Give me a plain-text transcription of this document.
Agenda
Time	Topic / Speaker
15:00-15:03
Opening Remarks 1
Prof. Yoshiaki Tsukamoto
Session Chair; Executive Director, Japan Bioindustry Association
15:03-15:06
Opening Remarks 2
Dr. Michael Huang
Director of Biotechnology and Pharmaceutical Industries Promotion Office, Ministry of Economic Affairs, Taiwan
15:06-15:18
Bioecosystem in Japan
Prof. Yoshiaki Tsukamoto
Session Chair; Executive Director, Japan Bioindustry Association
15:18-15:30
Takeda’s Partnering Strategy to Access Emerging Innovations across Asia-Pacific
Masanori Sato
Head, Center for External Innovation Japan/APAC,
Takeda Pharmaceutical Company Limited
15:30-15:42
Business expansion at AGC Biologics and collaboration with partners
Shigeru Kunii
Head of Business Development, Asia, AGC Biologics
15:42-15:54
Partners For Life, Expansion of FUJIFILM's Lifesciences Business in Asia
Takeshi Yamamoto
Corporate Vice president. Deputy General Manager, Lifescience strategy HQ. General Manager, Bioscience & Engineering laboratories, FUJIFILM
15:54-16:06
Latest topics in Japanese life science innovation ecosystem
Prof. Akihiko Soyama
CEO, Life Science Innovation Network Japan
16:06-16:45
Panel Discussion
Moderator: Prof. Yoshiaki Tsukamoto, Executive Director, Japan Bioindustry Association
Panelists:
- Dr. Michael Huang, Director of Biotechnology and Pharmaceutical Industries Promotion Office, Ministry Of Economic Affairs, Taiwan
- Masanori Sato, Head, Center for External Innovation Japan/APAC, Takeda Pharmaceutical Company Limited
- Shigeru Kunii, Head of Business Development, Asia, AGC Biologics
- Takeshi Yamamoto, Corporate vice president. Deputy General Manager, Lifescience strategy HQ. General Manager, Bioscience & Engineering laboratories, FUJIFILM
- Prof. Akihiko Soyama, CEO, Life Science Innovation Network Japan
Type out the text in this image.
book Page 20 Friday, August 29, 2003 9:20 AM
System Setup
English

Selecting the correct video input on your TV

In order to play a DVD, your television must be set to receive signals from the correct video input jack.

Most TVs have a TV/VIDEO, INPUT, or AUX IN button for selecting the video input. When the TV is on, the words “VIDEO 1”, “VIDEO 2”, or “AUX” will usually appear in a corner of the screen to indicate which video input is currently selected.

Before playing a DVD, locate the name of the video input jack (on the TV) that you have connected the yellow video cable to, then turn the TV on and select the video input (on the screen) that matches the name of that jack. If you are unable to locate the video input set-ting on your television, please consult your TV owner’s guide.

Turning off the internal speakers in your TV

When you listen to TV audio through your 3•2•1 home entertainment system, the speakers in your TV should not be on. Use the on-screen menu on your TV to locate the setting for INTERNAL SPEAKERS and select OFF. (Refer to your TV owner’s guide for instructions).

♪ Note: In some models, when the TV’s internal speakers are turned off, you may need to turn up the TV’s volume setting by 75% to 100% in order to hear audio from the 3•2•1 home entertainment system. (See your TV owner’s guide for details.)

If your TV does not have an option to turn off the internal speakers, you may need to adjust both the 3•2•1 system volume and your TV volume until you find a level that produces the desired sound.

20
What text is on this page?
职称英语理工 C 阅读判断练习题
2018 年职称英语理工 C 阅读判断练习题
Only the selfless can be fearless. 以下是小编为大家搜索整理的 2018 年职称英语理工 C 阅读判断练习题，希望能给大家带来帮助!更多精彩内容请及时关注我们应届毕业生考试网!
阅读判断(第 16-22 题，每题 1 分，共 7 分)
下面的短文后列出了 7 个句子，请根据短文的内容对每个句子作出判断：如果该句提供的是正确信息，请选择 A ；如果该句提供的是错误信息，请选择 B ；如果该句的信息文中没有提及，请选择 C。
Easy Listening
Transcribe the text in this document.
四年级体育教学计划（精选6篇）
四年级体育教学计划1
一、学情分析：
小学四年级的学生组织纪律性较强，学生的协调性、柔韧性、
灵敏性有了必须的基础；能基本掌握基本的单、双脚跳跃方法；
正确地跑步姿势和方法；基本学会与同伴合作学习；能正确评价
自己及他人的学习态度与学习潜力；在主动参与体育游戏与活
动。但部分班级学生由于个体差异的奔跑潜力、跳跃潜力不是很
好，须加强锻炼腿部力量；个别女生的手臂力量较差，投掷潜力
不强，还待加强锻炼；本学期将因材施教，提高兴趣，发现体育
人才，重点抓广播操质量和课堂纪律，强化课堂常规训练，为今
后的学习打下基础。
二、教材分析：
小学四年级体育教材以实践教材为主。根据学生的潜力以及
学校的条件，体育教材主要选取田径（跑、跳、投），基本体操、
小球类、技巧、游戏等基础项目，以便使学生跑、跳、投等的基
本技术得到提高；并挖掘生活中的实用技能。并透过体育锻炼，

- [Problem to work on]
In the entries above, take the line containing "Transcribe the text in this document." and each later line through the last, and repeat them exactly. Output nothing else.

- [Correct answer]
Transcribe the text in this document.
四年级体育教学计划（精选6篇）
四年级体育教学计划1
一、学情分析：
小学四年级的学生组织纪律性较强，学生的协调性、柔韧性、
灵敏性有了必须的基础；能基本掌握基本的单、双脚跳跃方法；
正确地跑步姿势和方法；基本学会与同伴合作学习；能正确评价
自己及他人的学习态度与学习潜力；在主动参与体育游戏与活
动。但部分班级学生由于个体差异的奔跑潜力、跳跃潜力不是很
好，须加强锻炼腿部力量；个别女生的手臂力量较差，投掷潜力
不强，还待加强锻炼；本学期将因材施教，提高兴趣，发现体育
人才，重点抓广播操质量和课堂纪律，强化课堂常规训练，为今
后的学习打下基础。
二、教材分析：
小学四年级体育教材以实践教材为主。根据学生的潜力以及
学校的条件，体育教材主要选取田径（跑、跳、投），基本体操、
小球类、技巧、游戏等基础项目，以便使学生跑、跳、投等的基
本技术得到提高；并挖掘生活中的实用技能。并透过体育锻炼，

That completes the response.